+++ Records +++

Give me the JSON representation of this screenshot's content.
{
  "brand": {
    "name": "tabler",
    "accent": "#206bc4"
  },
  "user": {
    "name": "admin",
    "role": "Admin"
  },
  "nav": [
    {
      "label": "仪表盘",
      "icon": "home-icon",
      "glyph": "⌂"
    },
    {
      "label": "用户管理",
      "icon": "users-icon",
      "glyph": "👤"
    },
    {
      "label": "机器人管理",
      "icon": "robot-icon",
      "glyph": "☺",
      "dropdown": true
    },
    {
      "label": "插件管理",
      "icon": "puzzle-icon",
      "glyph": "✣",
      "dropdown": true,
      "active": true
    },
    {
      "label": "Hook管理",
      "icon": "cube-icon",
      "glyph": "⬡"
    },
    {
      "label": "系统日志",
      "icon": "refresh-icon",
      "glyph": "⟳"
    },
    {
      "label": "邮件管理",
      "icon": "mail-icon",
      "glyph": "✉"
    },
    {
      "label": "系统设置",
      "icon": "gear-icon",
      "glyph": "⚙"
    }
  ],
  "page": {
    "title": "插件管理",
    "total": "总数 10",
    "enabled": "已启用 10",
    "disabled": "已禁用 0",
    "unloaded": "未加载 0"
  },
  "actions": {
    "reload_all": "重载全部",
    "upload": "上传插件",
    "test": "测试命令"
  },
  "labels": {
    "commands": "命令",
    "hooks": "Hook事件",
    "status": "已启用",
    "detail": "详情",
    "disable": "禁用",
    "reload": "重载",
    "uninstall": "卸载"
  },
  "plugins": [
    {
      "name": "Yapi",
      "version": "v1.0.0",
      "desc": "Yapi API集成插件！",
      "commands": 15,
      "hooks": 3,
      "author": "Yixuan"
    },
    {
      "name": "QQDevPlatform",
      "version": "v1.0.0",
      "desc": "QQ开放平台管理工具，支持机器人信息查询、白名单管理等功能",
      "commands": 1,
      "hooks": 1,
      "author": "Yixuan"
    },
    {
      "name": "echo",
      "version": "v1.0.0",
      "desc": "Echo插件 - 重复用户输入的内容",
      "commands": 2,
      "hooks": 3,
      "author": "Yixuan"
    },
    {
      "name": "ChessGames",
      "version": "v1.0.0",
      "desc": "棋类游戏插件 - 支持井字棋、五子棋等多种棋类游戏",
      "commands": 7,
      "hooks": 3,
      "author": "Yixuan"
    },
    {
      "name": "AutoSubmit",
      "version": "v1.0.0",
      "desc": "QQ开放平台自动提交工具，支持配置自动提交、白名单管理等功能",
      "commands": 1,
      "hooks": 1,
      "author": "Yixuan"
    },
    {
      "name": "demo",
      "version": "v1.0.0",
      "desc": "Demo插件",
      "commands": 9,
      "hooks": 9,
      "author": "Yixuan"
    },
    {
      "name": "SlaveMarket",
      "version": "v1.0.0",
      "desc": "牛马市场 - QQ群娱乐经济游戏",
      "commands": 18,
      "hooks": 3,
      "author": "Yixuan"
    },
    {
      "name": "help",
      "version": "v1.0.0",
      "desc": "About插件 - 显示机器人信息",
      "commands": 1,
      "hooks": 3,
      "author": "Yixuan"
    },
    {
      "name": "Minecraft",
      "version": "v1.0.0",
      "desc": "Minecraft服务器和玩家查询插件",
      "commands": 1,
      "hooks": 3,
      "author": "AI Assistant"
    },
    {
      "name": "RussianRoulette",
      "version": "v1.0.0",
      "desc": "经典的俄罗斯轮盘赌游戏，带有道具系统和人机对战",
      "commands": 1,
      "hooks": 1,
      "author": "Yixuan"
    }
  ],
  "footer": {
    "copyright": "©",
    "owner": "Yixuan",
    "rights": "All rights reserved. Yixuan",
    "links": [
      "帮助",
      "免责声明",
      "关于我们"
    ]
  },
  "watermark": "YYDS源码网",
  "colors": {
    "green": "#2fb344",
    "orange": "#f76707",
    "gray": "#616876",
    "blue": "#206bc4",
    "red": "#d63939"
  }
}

+++

**Written task**
Pull out every line in the material above where "glyph" occurs.

**Task answer**
      "glyph": "⌂"
      "glyph": "👤"
      "glyph": "☺",
      "glyph": "✣",
      "glyph": "⬡"
      "glyph": "⟳"
      "glyph": "✉"
      "glyph": "⚙"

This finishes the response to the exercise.